* Start INPUT ROWS *

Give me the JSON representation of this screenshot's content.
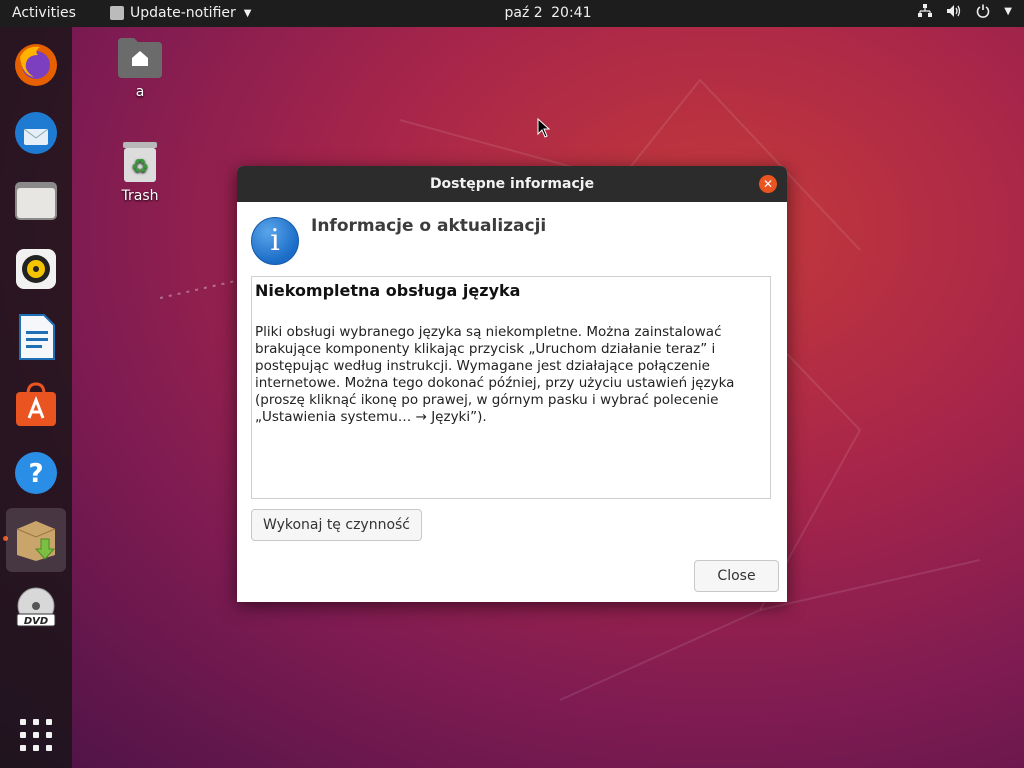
{
  "topbar": {
    "activities": "Activities",
    "app_name": "Update-notifier",
    "date": "paź 2",
    "time": "20:41"
  },
  "dock": {
    "items": [
      {
        "name": "firefox-icon"
      },
      {
        "name": "thunderbird-icon"
      },
      {
        "name": "files-icon"
      },
      {
        "name": "rhythmbox-icon"
      },
      {
        "name": "libreoffice-writer-icon"
      },
      {
        "name": "software-center-icon"
      },
      {
        "name": "help-icon"
      },
      {
        "name": "package-installer-icon",
        "active": true
      },
      {
        "name": "dvd-icon"
      },
      {
        "name": "show-apps-icon"
      }
    ]
  },
  "desktop": {
    "home_label": "a",
    "trash_label": "Trash"
  },
  "dialog": {
    "title": "Dostępne informacje",
    "header": "Informacje o aktualizacji",
    "content_heading": "Niekompletna obsługa języka",
    "content_lines": [
      "Pliki obsługi wybranego języka są niekompletne. Można zainstalować",
      "brakujące komponenty klikając przycisk „Uruchom działanie teraz” i",
      "postępując według instrukcji. Wymagane jest działające połączenie",
      "internetowe. Można tego dokonać później, przy użyciu ustawień języka",
      "(proszę kliknąć ikonę po prawej, w górnym pasku i wybrać polecenie",
      "„Ustawienia systemu… → Języki”)."
    ],
    "action_button": "Wykonaj tę czynność",
    "close_button": "Close"
  },
  "colors": {
    "accent": "#e95420",
    "topbar": "#1d1d1d",
    "titlebar": "#2c2c2c"
  }
}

* End INPUT ROWS *

**EXERCISE OBJECTIVE**
Work out how many lines of the data above contain the string "icon" and give the number alone.

**OUTPUT**
10